▶ **Short exercise**:
Count how many lines of the material hold "subtitle". Respond with that number alone.
_ _ _ _ _
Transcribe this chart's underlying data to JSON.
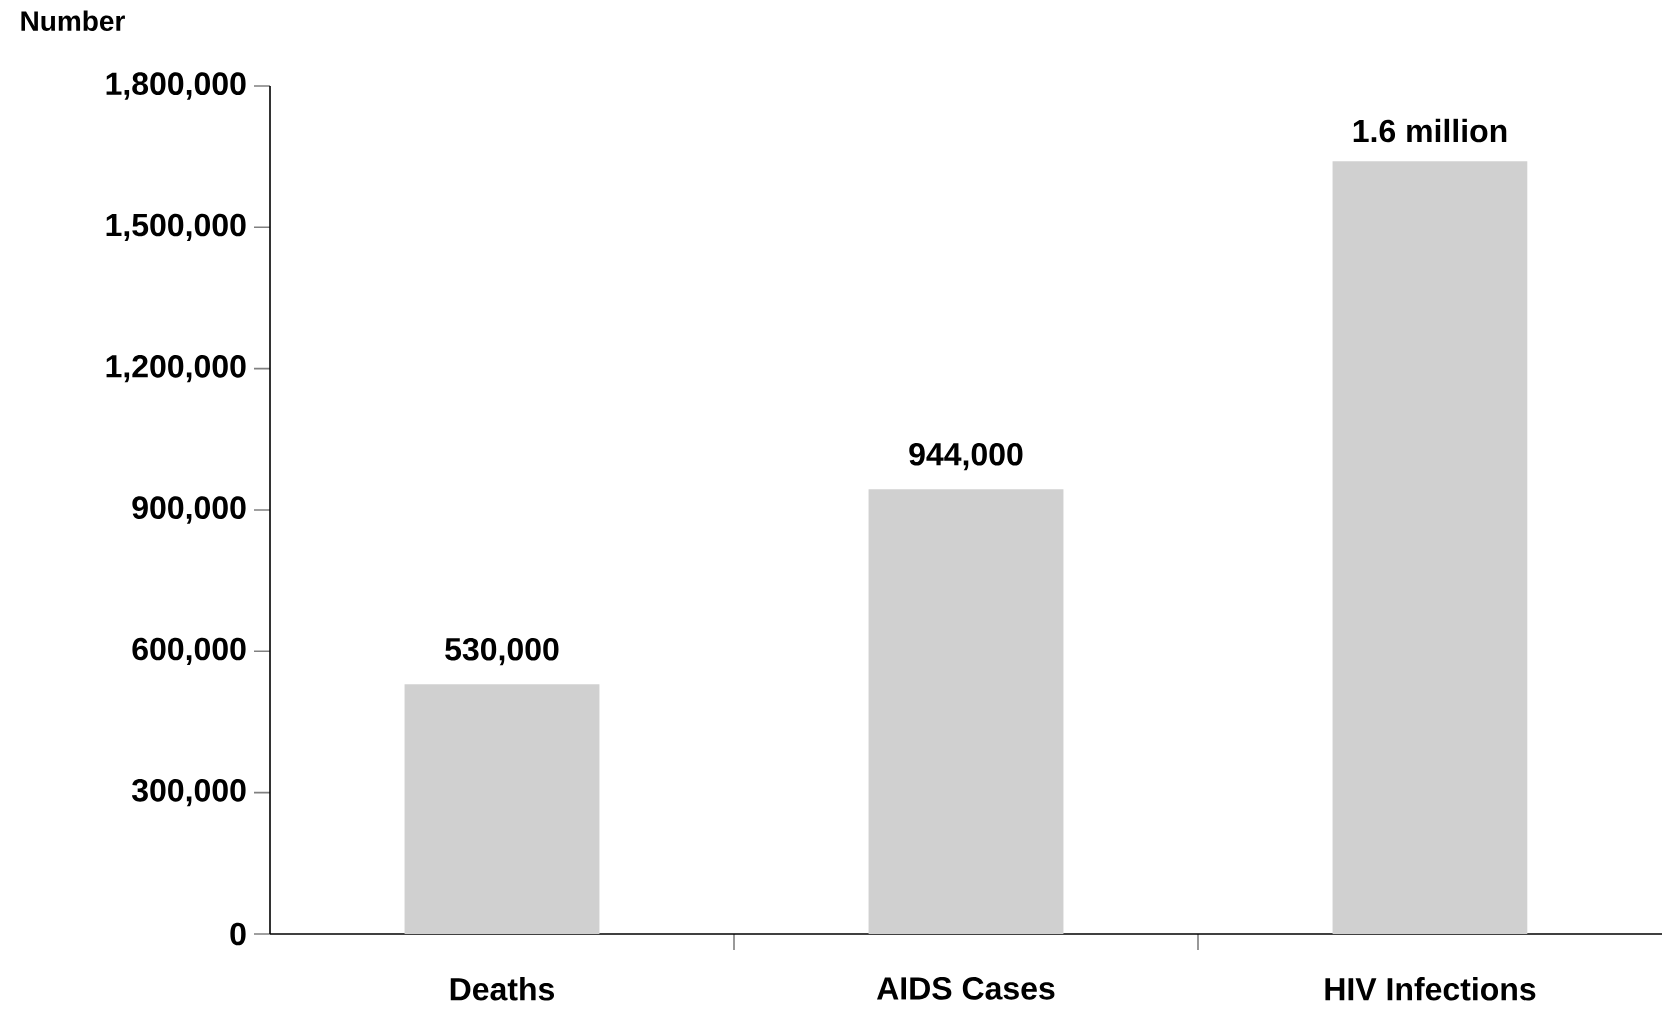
{
  "chart_data": {
    "type": "bar",
    "ylabel": "Number",
    "categories": [
      "Deaths",
      "AIDS Cases",
      "HIV Infections"
    ],
    "values": [
      530000,
      944000,
      1640000
    ],
    "value_labels": [
      "530,000",
      "944,000",
      "1.6 million"
    ],
    "color": "#d0d0d0",
    "ylim": [
      0,
      1800000
    ],
    "yticks": [
      0,
      {
        "value": 300000,
        "label": "300,000"
      },
      {
        "value": 600000,
        "label": "600,000"
      },
      {
        "value": 900000,
        "label": "900,000"
      },
      {
        "value": 1200000,
        "label": "1,200,000"
      },
      {
        "value": 1500000,
        "label": "1,500,000"
      },
      {
        "value": 1800000,
        "label": "1,800,000"
      }
    ],
    "relative": false
  }
}
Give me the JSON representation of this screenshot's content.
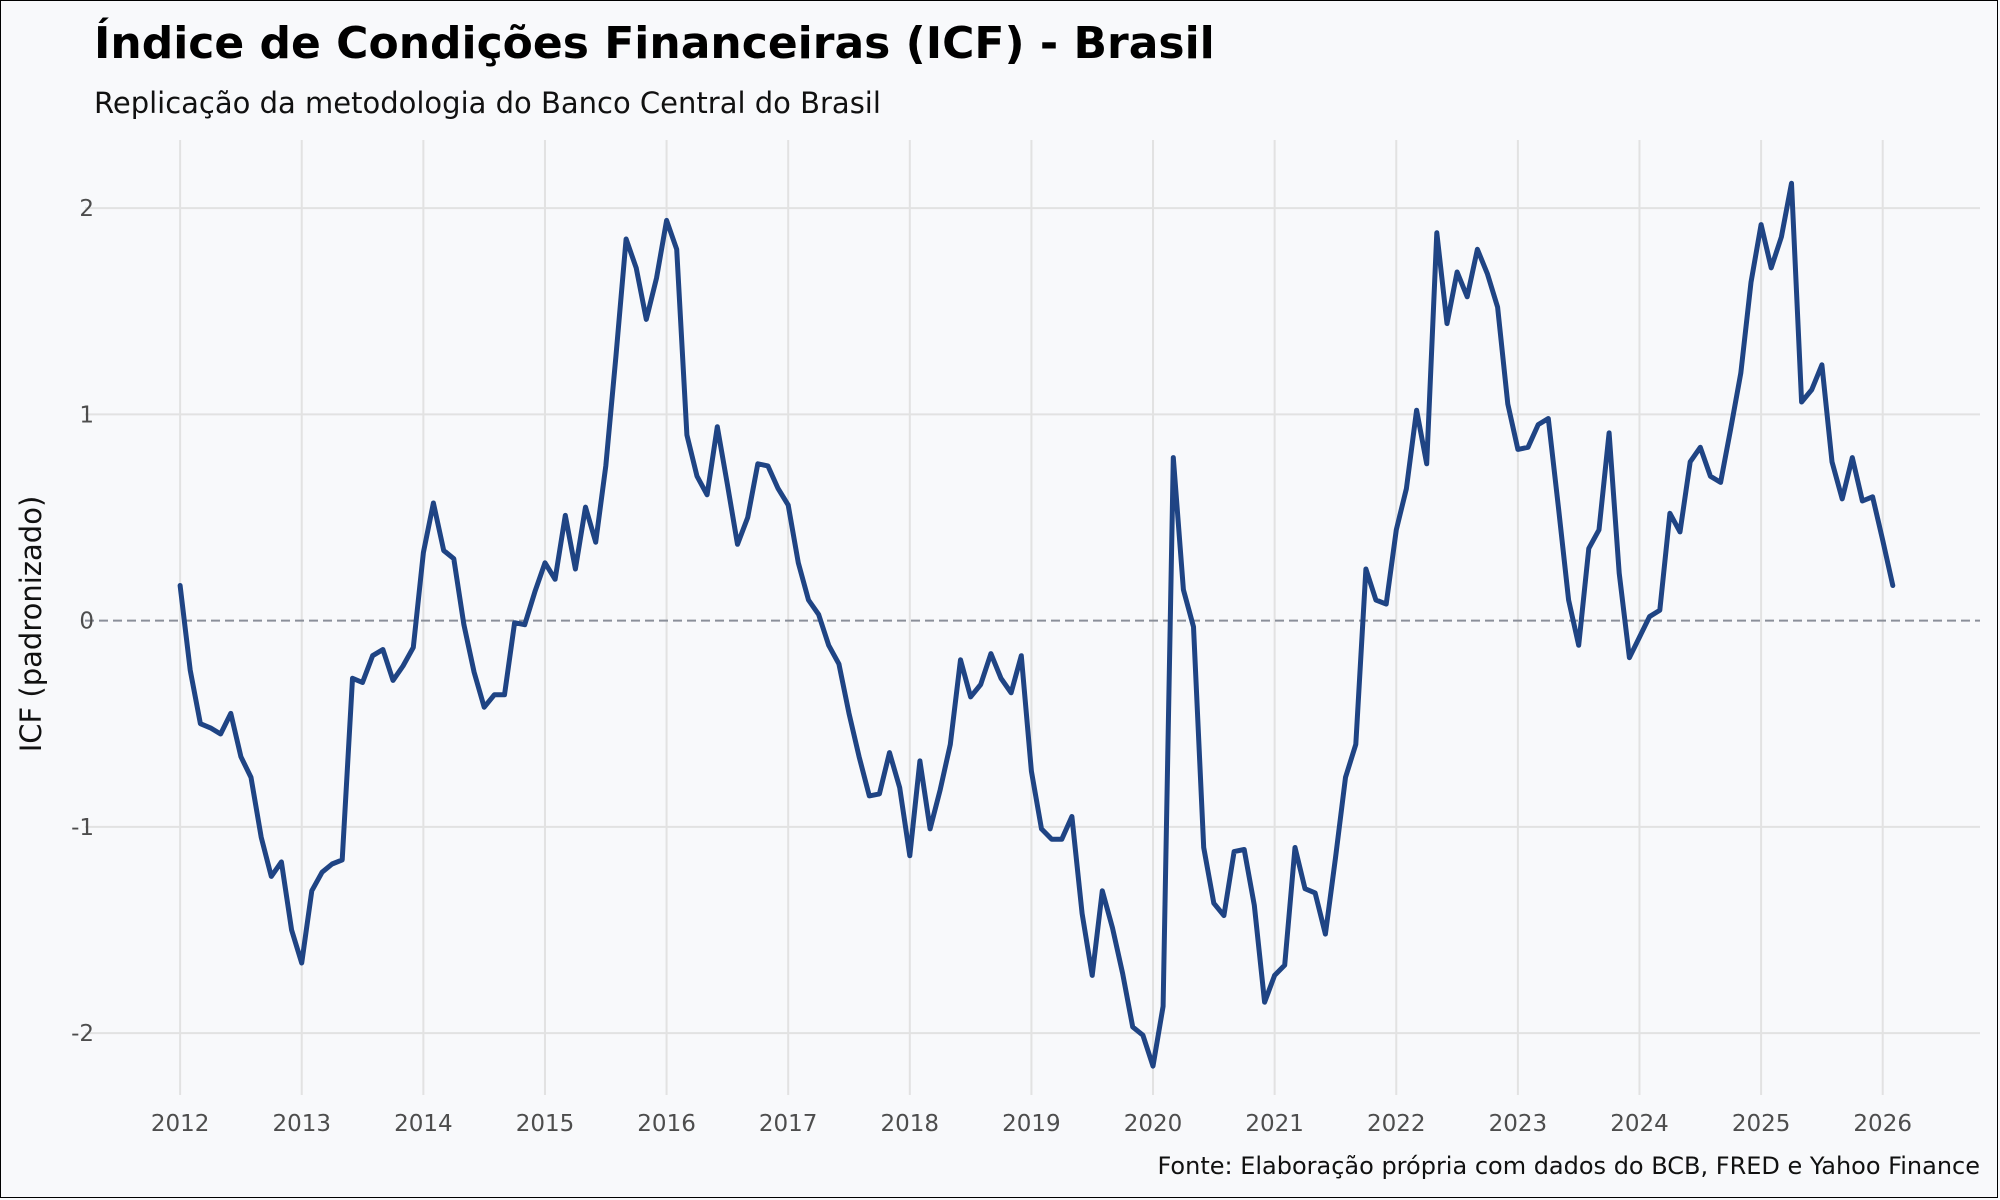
{
  "title": "Índice de Condições Financeiras (ICF) - Brasil",
  "subtitle": "Replicação da metodologia do Banco Central do Brasil",
  "caption": "Fonte: Elaboração própria com dados do BCB, FRED e Yahoo Finance",
  "chart_data": {
    "type": "line",
    "title": "Índice de Condições Financeiras (ICF) - Brasil",
    "subtitle": "Replicação da metodologia do Banco Central do Brasil",
    "xlabel": "",
    "ylabel": "ICF (padronizado)",
    "xlim": [
      2011.3,
      2026.8
    ],
    "ylim": [
      -2.3,
      2.33
    ],
    "x_ticks": [
      2012,
      2013,
      2014,
      2015,
      2016,
      2017,
      2018,
      2019,
      2020,
      2021,
      2022,
      2023,
      2024,
      2025,
      2026
    ],
    "x_tick_labels": [
      "2012",
      "2013",
      "2014",
      "2015",
      "2016",
      "2017",
      "2018",
      "2019",
      "2020",
      "2021",
      "2022",
      "2023",
      "2024",
      "2025",
      "2026"
    ],
    "y_ticks": [
      -2,
      -1,
      0,
      1,
      2
    ],
    "y_tick_labels": [
      "-2",
      "-1",
      "0",
      "1",
      "2"
    ],
    "reference_line": {
      "y": 0,
      "style": "dashed"
    },
    "grid": true,
    "line_color": "#1f4484",
    "series": [
      {
        "name": "ICF",
        "x": [
          2012.0,
          2012.083,
          2012.167,
          2012.25,
          2012.333,
          2012.417,
          2012.5,
          2012.583,
          2012.667,
          2012.75,
          2012.833,
          2012.917,
          2013.0,
          2013.083,
          2013.167,
          2013.25,
          2013.333,
          2013.417,
          2013.5,
          2013.583,
          2013.667,
          2013.75,
          2013.833,
          2013.917,
          2014.0,
          2014.083,
          2014.167,
          2014.25,
          2014.333,
          2014.417,
          2014.5,
          2014.583,
          2014.667,
          2014.75,
          2014.833,
          2014.917,
          2015.0,
          2015.083,
          2015.167,
          2015.25,
          2015.333,
          2015.417,
          2015.5,
          2015.583,
          2015.667,
          2015.75,
          2015.833,
          2015.917,
          2016.0,
          2016.083,
          2016.167,
          2016.25,
          2016.333,
          2016.417,
          2016.5,
          2016.583,
          2016.667,
          2016.75,
          2016.833,
          2016.917,
          2017.0,
          2017.083,
          2017.167,
          2017.25,
          2017.333,
          2017.417,
          2017.5,
          2017.583,
          2017.667,
          2017.75,
          2017.833,
          2017.917,
          2018.0,
          2018.083,
          2018.167,
          2018.25,
          2018.333,
          2018.417,
          2018.5,
          2018.583,
          2018.667,
          2018.75,
          2018.833,
          2018.917,
          2019.0,
          2019.083,
          2019.167,
          2019.25,
          2019.333,
          2019.417,
          2019.5,
          2019.583,
          2019.667,
          2019.75,
          2019.833,
          2019.917,
          2020.0,
          2020.083,
          2020.167,
          2020.25,
          2020.333,
          2020.417,
          2020.5,
          2020.583,
          2020.667,
          2020.75,
          2020.833,
          2020.917,
          2021.0,
          2021.083,
          2021.167,
          2021.25,
          2021.333,
          2021.417,
          2021.5,
          2021.583,
          2021.667,
          2021.75,
          2021.833,
          2021.917,
          2022.0,
          2022.083,
          2022.167,
          2022.25,
          2022.333,
          2022.417,
          2022.5,
          2022.583,
          2022.667,
          2022.75,
          2022.833,
          2022.917,
          2023.0,
          2023.083,
          2023.167,
          2023.25,
          2023.333,
          2023.417,
          2023.5,
          2023.583,
          2023.667,
          2023.75,
          2023.833,
          2023.917,
          2024.0,
          2024.083,
          2024.167,
          2024.25,
          2024.333,
          2024.417,
          2024.5,
          2024.583,
          2024.667,
          2024.75,
          2024.833,
          2024.917,
          2025.0,
          2025.083,
          2025.167,
          2025.25,
          2025.333,
          2025.417,
          2025.5,
          2025.583,
          2025.667,
          2025.75,
          2025.833,
          2025.917,
          2026.0,
          2026.083
        ],
        "values": [
          0.17,
          -0.24,
          -0.5,
          -0.52,
          -0.55,
          -0.45,
          -0.66,
          -0.76,
          -1.05,
          -1.24,
          -1.17,
          -1.5,
          -1.66,
          -1.31,
          -1.22,
          -1.18,
          -1.16,
          -0.28,
          -0.3,
          -0.17,
          -0.14,
          -0.29,
          -0.22,
          -0.13,
          0.33,
          0.57,
          0.34,
          0.3,
          -0.02,
          -0.25,
          -0.42,
          -0.36,
          -0.36,
          -0.01,
          -0.02,
          0.14,
          0.28,
          0.2,
          0.51,
          0.25,
          0.55,
          0.38,
          0.75,
          1.28,
          1.85,
          1.71,
          1.46,
          1.66,
          1.94,
          1.8,
          0.9,
          0.7,
          0.61,
          0.94,
          0.66,
          0.37,
          0.5,
          0.76,
          0.75,
          0.64,
          0.56,
          0.28,
          0.1,
          0.03,
          -0.12,
          -0.21,
          -0.45,
          -0.66,
          -0.85,
          -0.84,
          -0.64,
          -0.81,
          -1.14,
          -0.68,
          -1.01,
          -0.82,
          -0.6,
          -0.19,
          -0.37,
          -0.31,
          -0.16,
          -0.28,
          -0.35,
          -0.17,
          -0.73,
          -1.01,
          -1.06,
          -1.06,
          -0.95,
          -1.42,
          -1.72,
          -1.31,
          -1.49,
          -1.71,
          -1.97,
          -2.01,
          -2.16,
          -1.87,
          0.79,
          0.15,
          -0.03,
          -1.1,
          -1.37,
          -1.43,
          -1.12,
          -1.11,
          -1.38,
          -1.85,
          -1.72,
          -1.67,
          -1.1,
          -1.3,
          -1.32,
          -1.52,
          -1.15,
          -0.76,
          -0.6,
          0.25,
          0.1,
          0.08,
          0.44,
          0.64,
          1.02,
          0.76,
          1.88,
          1.44,
          1.69,
          1.57,
          1.8,
          1.68,
          1.52,
          1.05,
          0.83,
          0.84,
          0.95,
          0.98,
          0.55,
          0.1,
          -0.12,
          0.35,
          0.44,
          0.91,
          0.23,
          -0.18,
          -0.08,
          0.02,
          0.05,
          0.52,
          0.43,
          0.77,
          0.84,
          0.7,
          0.67,
          0.93,
          1.2,
          1.64,
          1.92,
          1.71,
          1.86,
          2.12,
          1.06,
          1.12,
          1.24,
          0.77,
          0.59,
          0.79,
          0.58,
          0.6,
          0.39,
          0.17
        ]
      }
    ]
  }
}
_ _ _ _ _
▶ **Complete response**:
2